TASK BRIEF:
Keep the wording of each record exactly the same when you repeat it, and leave out pictures.

GIVEN INFORMATION:
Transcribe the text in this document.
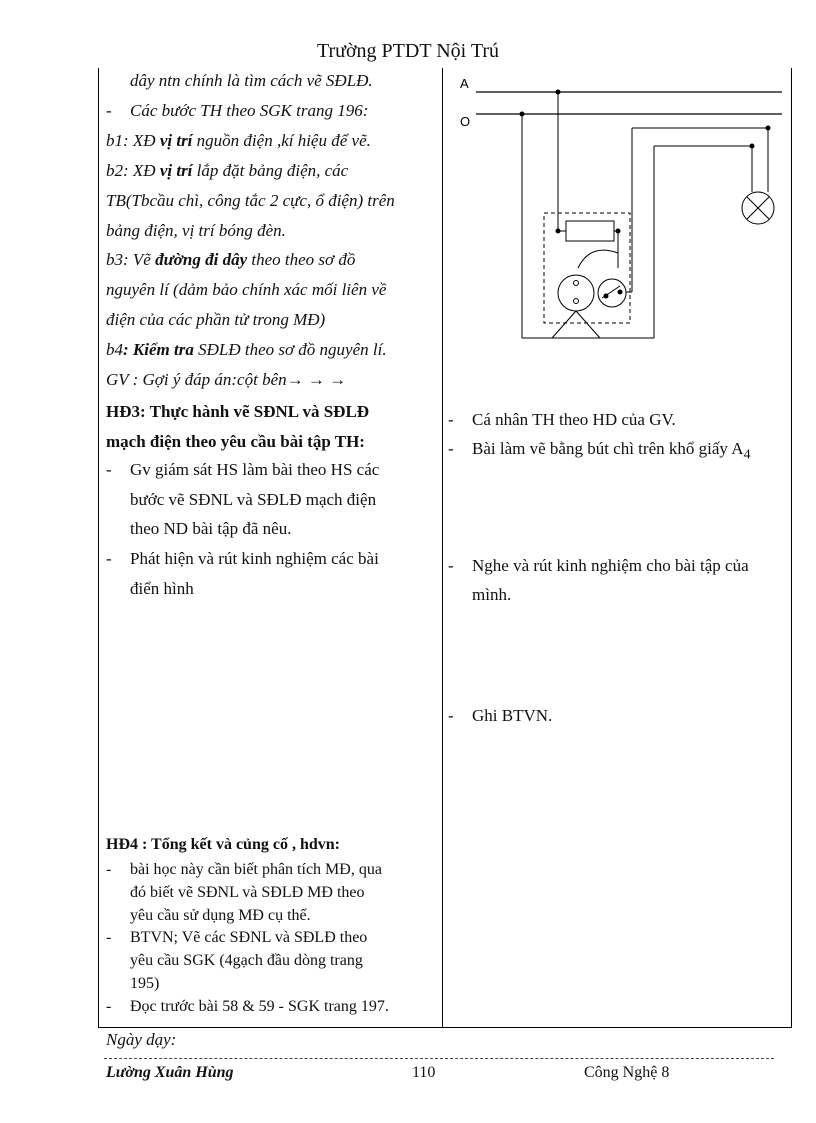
Trường PTDT Nội Trú
dây ntn chính là tìm cách vẽ SĐLĐ.
-	Các bước TH theo SGK trang 196:
b1: XĐ vị trí nguồn điện ,kí hiệu để vẽ.
b2: XĐ vị trí lắp đặt bảng điện, các
TB(Tbcầu chì, công tắc 2 cực, ổ điện) trên
bảng điện, vị trí bóng đèn.
b3: Vẽ đường đi dây theo theo sơ đồ
nguyên lí (dảm bảo chính xác mối liên về
điện của các phần tử trong MĐ)
b4: Kiểm tra SĐLĐ theo sơ đồ nguyên lí.
GV : Gợi ý đáp án:cột bên→ → →
HĐ3: Thực hành vẽ SĐNL và SĐLĐ
mạch điện theo yêu cầu bài tập TH:
-	Gv giám sát HS làm bài theo HS các
bước vẽ SĐNL và SĐLĐ mạch điện
theo ND bài tập đã nêu.
-	Phát hiện và rút kinh nghiệm các bài
điển hình
HĐ4 : Tổng kết và củng cố , hdvn:
-	bài học này cần biết phân tích MĐ, qua
đó biết vẽ SĐNL và SĐLĐ MĐ theo
yêu cầu sử dụng MĐ cụ thể.
-	BTVN; Vẽ các SĐNL và SĐLĐ theo
yêu cầu SGK (4gạch đầu dòng trang
195)
-	Đọc trước bài 58 & 59 - SGK trang 197.
A
O
-	Cá nhân TH theo HD của GV.
-	Bài làm vẽ bằng bút chì trên khổ giấy $A_4$
-	Nghe và rút kinh nghiệm cho bài tập của
mình.
-	Ghi BTVN.
Ngày dạy:
Lường Xuân Hùng	110	Công Nghệ 8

THE SOLUTION:
Transcribe the text in this document.
Trường PTDT Nội Trú
dây ntn chính là tìm cách vẽ SĐLĐ.
-	Các bước TH theo SGK trang 196:
b1: XĐ vị trí nguồn điện ,kí hiệu để vẽ.
b2: XĐ vị trí lắp đặt bảng điện, các
TB(Tbcầu chì, công tắc 2 cực, ổ điện) trên
bảng điện, vị trí bóng đèn.
b3: Vẽ đường đi dây theo theo sơ đồ
nguyên lí (dảm bảo chính xác mối liên về
điện của các phần tử trong MĐ)
b4: Kiểm tra SĐLĐ theo sơ đồ nguyên lí.
GV : Gợi ý đáp án:cột bên→ → →
HĐ3: Thực hành vẽ SĐNL và SĐLĐ
mạch điện theo yêu cầu bài tập TH:
-	Gv giám sát HS làm bài theo HS các
bước vẽ SĐNL và SĐLĐ mạch điện
theo ND bài tập đã nêu.
-	Phát hiện và rút kinh nghiệm các bài
điển hình
HĐ4 : Tổng kết và củng cố , hdvn:
-	bài học này cần biết phân tích MĐ, qua
đó biết vẽ SĐNL và SĐLĐ MĐ theo
yêu cầu sử dụng MĐ cụ thể.
-	BTVN; Vẽ các SĐNL và SĐLĐ theo
yêu cầu SGK (4gạch đầu dòng trang
195)
-	Đọc trước bài 58 & 59 - SGK trang 197.
A
O
-	Cá nhân TH theo HD của GV.
-	Bài làm vẽ bằng bút chì trên khổ giấy $A_4$
-	Nghe và rút kinh nghiệm cho bài tập của
mình.
-	Ghi BTVN.
Ngày dạy:
Lường Xuân Hùng	110	Công Nghệ 8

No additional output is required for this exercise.